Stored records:
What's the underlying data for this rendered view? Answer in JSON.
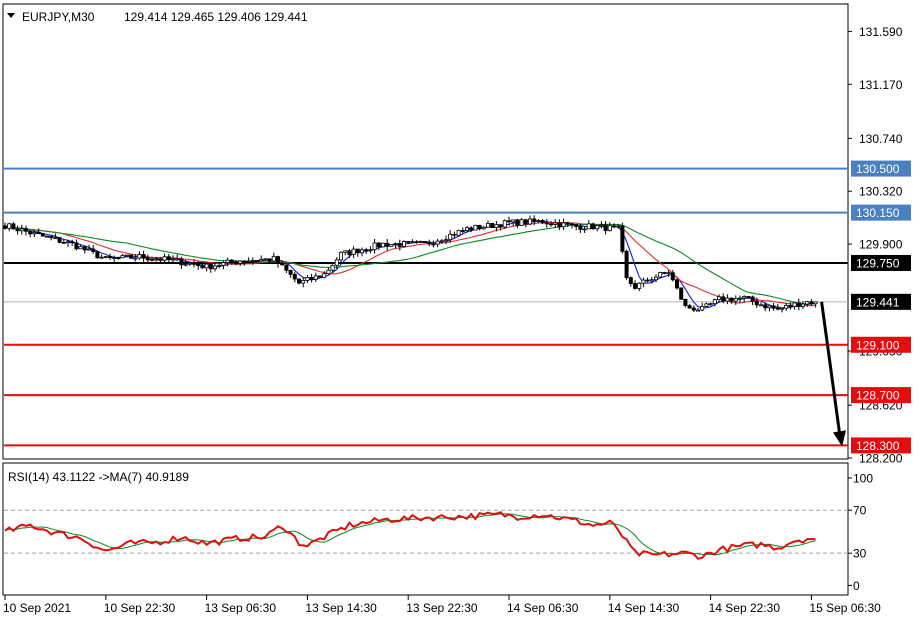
{
  "header": {
    "symbol_label": "EURJPY,M30",
    "ohlc": "129.414 129.465 129.406 129.441"
  },
  "rsi_header": "RSI(14) 43.1122  ->MA(7) 40.9189",
  "colors": {
    "background": "#ffffff",
    "frame": "#000000",
    "resistance": "#4a7fc1",
    "pivot": "#000000",
    "support": "#e30d0d",
    "candle": "#000000",
    "ma_fast": "#0c1bd6",
    "ma_mid": "#e03030",
    "ma_slow": "#0b8a22",
    "rsi": "#e30d0d",
    "rsi_ma": "#0b8a22",
    "current_price_line": "#b4b4b4",
    "arrow": "#000000"
  },
  "chart_data": [
    {
      "type": "candlestick",
      "symbol": "EURJPY",
      "timeframe": "M30",
      "ylim": [
        128.2,
        131.8
      ],
      "y_ticks": [
        "131.590",
        "131.170",
        "130.740",
        "130.320",
        "129.900",
        "129.050",
        "128.620",
        "128.200"
      ],
      "x_ticks": [
        "10 Sep 2021",
        "10 Sep 22:30",
        "13 Sep 06:30",
        "13 Sep 14:30",
        "13 Sep 22:30",
        "14 Sep 06:30",
        "14 Sep 14:30",
        "14 Sep 22:30",
        "15 Sep 06:30"
      ],
      "x_tick_positions": [
        0,
        24,
        48,
        72,
        96,
        120,
        144,
        168,
        192
      ],
      "bar_count": 194,
      "close_anchors": [
        [
          0,
          130.05
        ],
        [
          8,
          129.97
        ],
        [
          16,
          129.9
        ],
        [
          24,
          129.78
        ],
        [
          32,
          129.8
        ],
        [
          40,
          129.77
        ],
        [
          48,
          129.72
        ],
        [
          56,
          129.77
        ],
        [
          64,
          129.78
        ],
        [
          70,
          129.59
        ],
        [
          76,
          129.66
        ],
        [
          80,
          129.82
        ],
        [
          90,
          129.9
        ],
        [
          100,
          129.9
        ],
        [
          110,
          130.02
        ],
        [
          120,
          130.07
        ],
        [
          128,
          130.08
        ],
        [
          136,
          130.04
        ],
        [
          140,
          130.04
        ],
        [
          146,
          130.02
        ],
        [
          148,
          129.62
        ],
        [
          150,
          129.56
        ],
        [
          154,
          129.63
        ],
        [
          158,
          129.68
        ],
        [
          162,
          129.4
        ],
        [
          166,
          129.38
        ],
        [
          170,
          129.46
        ],
        [
          176,
          129.47
        ],
        [
          180,
          129.42
        ],
        [
          184,
          129.38
        ],
        [
          188,
          129.42
        ],
        [
          191,
          129.44
        ],
        [
          193,
          129.441
        ]
      ],
      "horizontal_levels": [
        {
          "label": "130.500",
          "value": 130.5,
          "kind": "resistance"
        },
        {
          "label": "130.150",
          "value": 130.15,
          "kind": "resistance"
        },
        {
          "label": "129.750",
          "value": 129.75,
          "kind": "pivot"
        },
        {
          "label": "129.441",
          "value": 129.441,
          "kind": "current"
        },
        {
          "label": "129.100",
          "value": 129.1,
          "kind": "support"
        },
        {
          "label": "128.700",
          "value": 128.7,
          "kind": "support"
        },
        {
          "label": "128.300",
          "value": 128.3,
          "kind": "support"
        }
      ],
      "current_price": 129.441,
      "arrow_target": 128.3,
      "moving_averages": [
        {
          "color": "ma_fast",
          "period": 5
        },
        {
          "color": "ma_mid",
          "period": 14
        },
        {
          "color": "ma_slow",
          "period": 30
        }
      ]
    },
    {
      "type": "line",
      "name": "RSI(14)",
      "ylim": [
        -8,
        113
      ],
      "y_ticks": [
        "100",
        "70",
        "30",
        "0"
      ],
      "dashed_levels": [
        70,
        30
      ],
      "rsi_value": 43.1122,
      "rsi_ma_value": 40.9189,
      "rsi_anchors": [
        [
          0,
          50
        ],
        [
          6,
          56
        ],
        [
          12,
          49
        ],
        [
          18,
          44
        ],
        [
          24,
          32
        ],
        [
          30,
          39
        ],
        [
          36,
          40
        ],
        [
          42,
          45
        ],
        [
          48,
          39
        ],
        [
          56,
          44
        ],
        [
          62,
          45
        ],
        [
          66,
          56
        ],
        [
          70,
          40
        ],
        [
          72,
          37
        ],
        [
          76,
          45
        ],
        [
          82,
          56
        ],
        [
          90,
          61
        ],
        [
          100,
          63
        ],
        [
          108,
          64
        ],
        [
          114,
          65
        ],
        [
          118,
          66
        ],
        [
          122,
          64
        ],
        [
          128,
          66
        ],
        [
          136,
          60
        ],
        [
          140,
          56
        ],
        [
          144,
          58
        ],
        [
          146,
          52
        ],
        [
          148,
          40
        ],
        [
          150,
          30
        ],
        [
          154,
          28
        ],
        [
          158,
          29
        ],
        [
          162,
          30
        ],
        [
          166,
          27
        ],
        [
          170,
          33
        ],
        [
          176,
          37
        ],
        [
          180,
          38
        ],
        [
          184,
          35
        ],
        [
          188,
          42
        ],
        [
          191,
          43.1
        ],
        [
          193,
          43.11
        ]
      ]
    }
  ]
}
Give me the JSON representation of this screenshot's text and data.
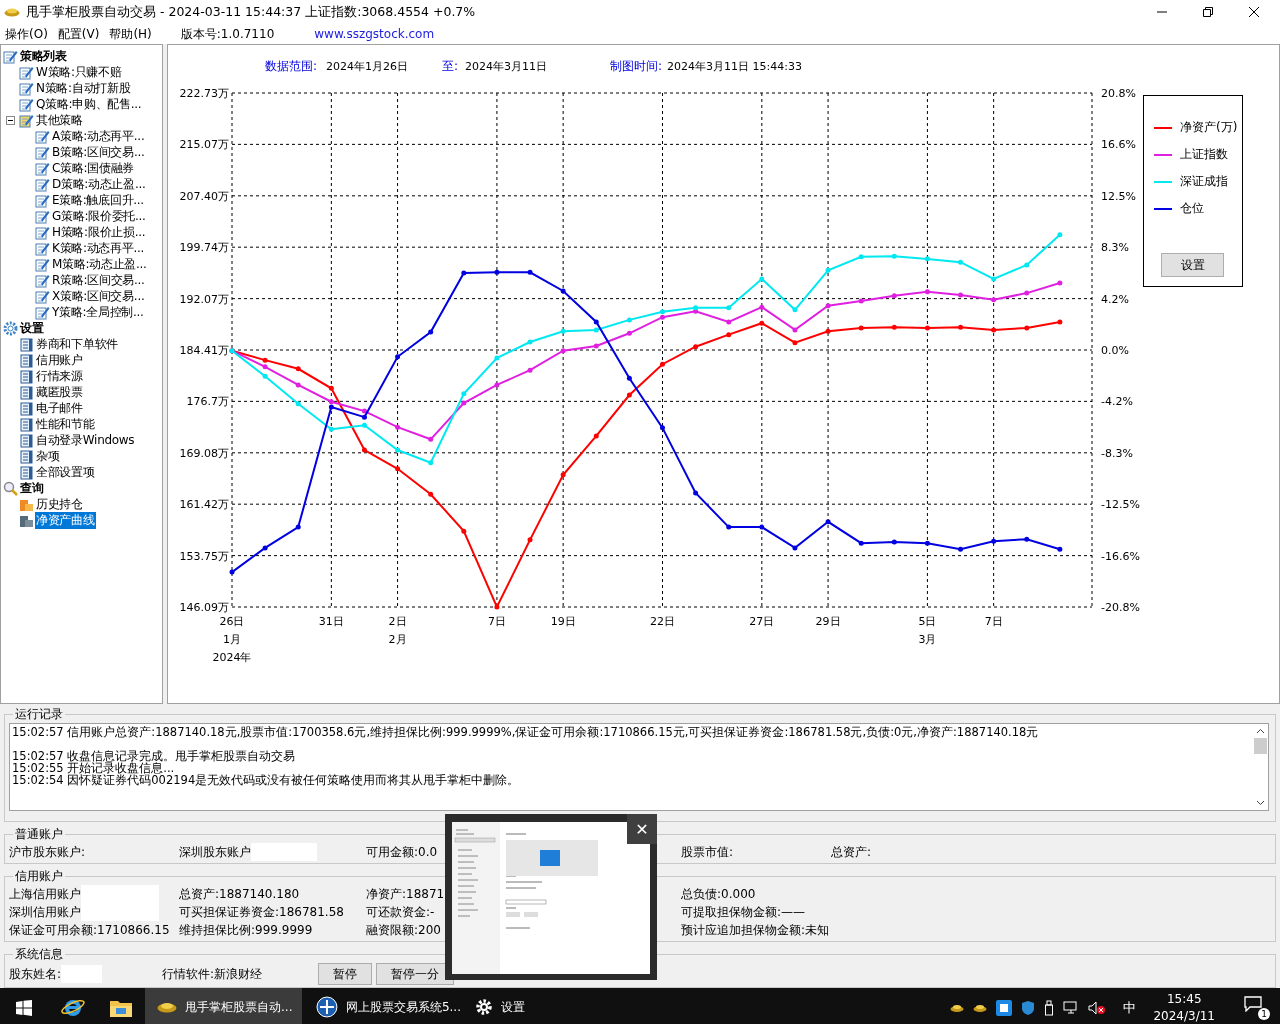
{
  "window": {
    "title": "甩手掌柜股票自动交易 - 2024-03-11 15:44:37 上证指数:3068.4554 +0.7%"
  },
  "menu": [
    "操作(O)",
    "配置(V)",
    "帮助(H)"
  ],
  "version": "版本号:1.0.7110",
  "website": "www.sszgstock.com",
  "sidebar": {
    "items": [
      {
        "label": "策略列表",
        "kind": "list",
        "selected": false,
        "children": [
          {
            "label": "W策略:只赚不赔",
            "kind": "strategy",
            "selected": false
          },
          {
            "label": "N策略:自动打新股",
            "kind": "strategy",
            "selected": false
          },
          {
            "label": "Q策略:申购、配售...",
            "kind": "strategy",
            "selected": false
          },
          {
            "label": "其他策略",
            "kind": "folder",
            "selected": false,
            "expanded": true,
            "children": [
              {
                "label": "A策略:动态再平...",
                "kind": "strategy",
                "selected": false
              },
              {
                "label": "B策略:区间交易...",
                "kind": "strategy",
                "selected": false
              },
              {
                "label": "C策略:国债融券",
                "kind": "strategy",
                "selected": false
              },
              {
                "label": "D策略:动态止盈...",
                "kind": "strategy",
                "selected": false
              },
              {
                "label": "E策略:触底回升...",
                "kind": "strategy",
                "selected": false
              },
              {
                "label": "G策略:限价委托...",
                "kind": "strategy",
                "selected": false
              },
              {
                "label": "H策略:限价止损...",
                "kind": "strategy",
                "selected": false
              },
              {
                "label": "K策略:动态再平...",
                "kind": "strategy",
                "selected": false
              },
              {
                "label": "M策略:动态止盈...",
                "kind": "strategy",
                "selected": false
              },
              {
                "label": "R策略:区间交易...",
                "kind": "strategy",
                "selected": false
              },
              {
                "label": "X策略:区间交易...",
                "kind": "strategy",
                "selected": false
              },
              {
                "label": "Y策略:全局控制...",
                "kind": "strategy",
                "selected": false
              }
            ]
          }
        ]
      },
      {
        "label": "设置",
        "kind": "gear",
        "selected": false,
        "children": [
          {
            "label": "券商和下单软件",
            "kind": "page",
            "selected": false
          },
          {
            "label": "信用账户",
            "kind": "page",
            "selected": false
          },
          {
            "label": "行情来源",
            "kind": "page",
            "selected": false
          },
          {
            "label": "藏匿股票",
            "kind": "page",
            "selected": false
          },
          {
            "label": "电子邮件",
            "kind": "page",
            "selected": false
          },
          {
            "label": "性能和节能",
            "kind": "page",
            "selected": false
          },
          {
            "label": "自动登录Windows",
            "kind": "page",
            "selected": false
          },
          {
            "label": "杂项",
            "kind": "page",
            "selected": false
          },
          {
            "label": "全部设置项",
            "kind": "page",
            "selected": false
          }
        ]
      },
      {
        "label": "查询",
        "kind": "search",
        "selected": false,
        "children": [
          {
            "label": "历史持仓",
            "kind": "coins",
            "selected": false
          },
          {
            "label": "净资产曲线",
            "kind": "chart",
            "selected": true
          }
        ]
      }
    ]
  },
  "chart": {
    "header": [
      {
        "label": "数据范围:",
        "value": "2024年1月26日"
      },
      {
        "label": "至:",
        "value": "2024年3月11日"
      },
      {
        "label": "制图时间:",
        "value": "2024年3月11日 15:44:33"
      }
    ],
    "right_axis_labels": [
      "20.8%",
      "16.6%",
      "12.5%",
      "8.3%",
      "4.2%",
      "0.0%",
      "-4.2%",
      "-8.3%",
      "-12.5%",
      "-16.6%",
      "-20.8%"
    ],
    "legend_button": "设置",
    "chart_data": {
      "type": "line",
      "grid": true,
      "categories": [
        "26日\n1月\n2024年",
        null,
        null,
        "31日",
        null,
        "2日\n2月",
        null,
        null,
        "7日",
        null,
        "19日",
        null,
        null,
        "22日",
        null,
        null,
        "27日",
        null,
        "29日",
        null,
        null,
        "5日\n3月",
        null,
        "7日",
        null,
        null
      ],
      "ylim": [
        146.09,
        222.73
      ],
      "yticks": [
        {
          "value": 222.73,
          "label": "222.73万"
        },
        {
          "value": 215.07,
          "label": "215.07万"
        },
        {
          "value": 207.4,
          "label": "207.40万"
        },
        {
          "value": 199.74,
          "label": "199.74万"
        },
        {
          "value": 192.07,
          "label": "192.07万"
        },
        {
          "value": 184.41,
          "label": "184.41万"
        },
        {
          "value": 176.75,
          "label": "176.7万"
        },
        {
          "value": 169.08,
          "label": "169.08万"
        },
        {
          "value": 161.42,
          "label": "161.42万"
        },
        {
          "value": 153.75,
          "label": "153.75万"
        },
        {
          "value": 146.09,
          "label": "146.09万"
        }
      ],
      "series": [
        {
          "name": "净资产(万)",
          "color": "#ff0000",
          "values": [
            184.3,
            182.9,
            181.6,
            178.7,
            169.5,
            166.7,
            162.9,
            157.4,
            146.1,
            156.1,
            165.8,
            171.6,
            177.7,
            182.3,
            184.9,
            186.7,
            188.4,
            185.5,
            187.2,
            187.7,
            187.8,
            187.7,
            187.8,
            187.4,
            187.7,
            188.6
          ]
        },
        {
          "name": "上证指数",
          "color": "#e020e0",
          "values": [
            184.3,
            181.9,
            179.2,
            176.7,
            175.3,
            172.9,
            171.1,
            176.5,
            179.2,
            181.4,
            184.3,
            185.0,
            186.9,
            189.3,
            190.2,
            188.6,
            190.8,
            187.4,
            191.0,
            191.7,
            192.5,
            193.1,
            192.6,
            191.9,
            192.9,
            194.4
          ]
        },
        {
          "name": "深证成指",
          "color": "#00e8f0",
          "values": [
            184.3,
            180.5,
            176.4,
            172.6,
            173.2,
            169.5,
            167.6,
            177.9,
            183.2,
            185.6,
            187.2,
            187.4,
            188.9,
            190.1,
            190.7,
            190.7,
            195.0,
            190.4,
            196.3,
            198.3,
            198.4,
            198.0,
            197.5,
            195.0,
            197.1,
            201.6
          ]
        },
        {
          "name": "仓位",
          "color": "#0000e0",
          "values": [
            151.3,
            154.9,
            158.0,
            175.9,
            174.4,
            183.4,
            187.1,
            195.9,
            196.0,
            196.0,
            193.2,
            188.6,
            180.2,
            172.8,
            163.1,
            158.0,
            158.0,
            154.9,
            158.8,
            155.6,
            155.8,
            155.6,
            154.7,
            155.9,
            156.2,
            154.7
          ]
        }
      ]
    }
  },
  "log": {
    "title": "运行记录",
    "lines": [
      "15:02:57 信用账户总资产:1887140.18元,股票市值:1700358.6元,维持担保比例:999.9999%,保证金可用余额:1710866.15元,可买担保证券资金:186781.58元,负债:0元,净资产:1887140.18元",
      "15:02:57 收盘信息记录完成。甩手掌柜股票自动交易",
      "15:02:55 开始记录收盘信息...",
      "15:02:54 因怀疑证券代码002194是无效代码或没有被任何策略使用而将其从甩手掌柜中删除。"
    ]
  },
  "accounts": [
    {
      "title": "普通账户",
      "rows": [
        [
          {
            "kind": "text",
            "text": "沪市股东账户:"
          },
          {
            "kind": "masked",
            "text": "深圳股东账户"
          },
          {
            "kind": "text",
            "text": "可用金额:0.0"
          },
          {
            "kind": "text",
            "text": "股票市值:"
          },
          {
            "kind": "text",
            "text": "总资产:"
          }
        ]
      ]
    },
    {
      "title": "信用账户",
      "rows": [
        [
          {
            "kind": "masked",
            "text": "上海信用账户"
          },
          {
            "kind": "text",
            "text": "总资产:1887140.180"
          },
          {
            "kind": "text",
            "text": "净资产:18871"
          },
          {
            "kind": "text",
            "text": "总负债:0.000"
          }
        ],
        [
          {
            "kind": "masked",
            "text": "深圳信用账户"
          },
          {
            "kind": "text",
            "text": "可买担保证券资金:186781.58"
          },
          {
            "kind": "text",
            "text": "可还款资金:-"
          },
          {
            "kind": "text",
            "text": "可提取担保物金额:——"
          }
        ],
        [
          {
            "kind": "text",
            "text": "保证金可用余额:1710866.15"
          },
          {
            "kind": "text",
            "text": "维持担保比例:999.9999"
          },
          {
            "kind": "text",
            "text": "融资限额:200"
          },
          {
            "kind": "text",
            "text": "预计应追加担保物金额:未知"
          }
        ]
      ]
    },
    {
      "title": "系统信息",
      "rows": [
        [
          {
            "kind": "masked",
            "text": "股东姓名:"
          },
          {
            "kind": "text",
            "text": "行情软件:新浪财经"
          },
          {
            "kind": "button",
            "text": "暂停"
          },
          {
            "kind": "button",
            "text": "暂停一分"
          }
        ]
      ]
    }
  ],
  "thumbnail": {
    "close": "✕"
  },
  "taskbar": {
    "tasks": [
      {
        "label": "甩手掌柜股票自动...",
        "kind": "ingot",
        "selected": true
      },
      {
        "label": "网上股票交易系统5...",
        "kind": "globe",
        "selected": false
      },
      {
        "label": "设置",
        "kind": "gear",
        "selected": false
      }
    ],
    "ime": "中",
    "time": "15:45",
    "date": "2024/3/11",
    "notifications": "1"
  }
}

= What you will do =
Look over the records above and copy each line that includes the string "保证金可用余额".

= Result of this task =
      "15:02:57 信用账户总资产:1887140.18元,股票市值:1700358.6元,维持担保比例:999.9999%,保证金可用余额:1710866.15元,可买担保证券资金:186781.58元,负债:0元,净资产:1887140.18元",
            "text": "保证金可用余额:1710866.15"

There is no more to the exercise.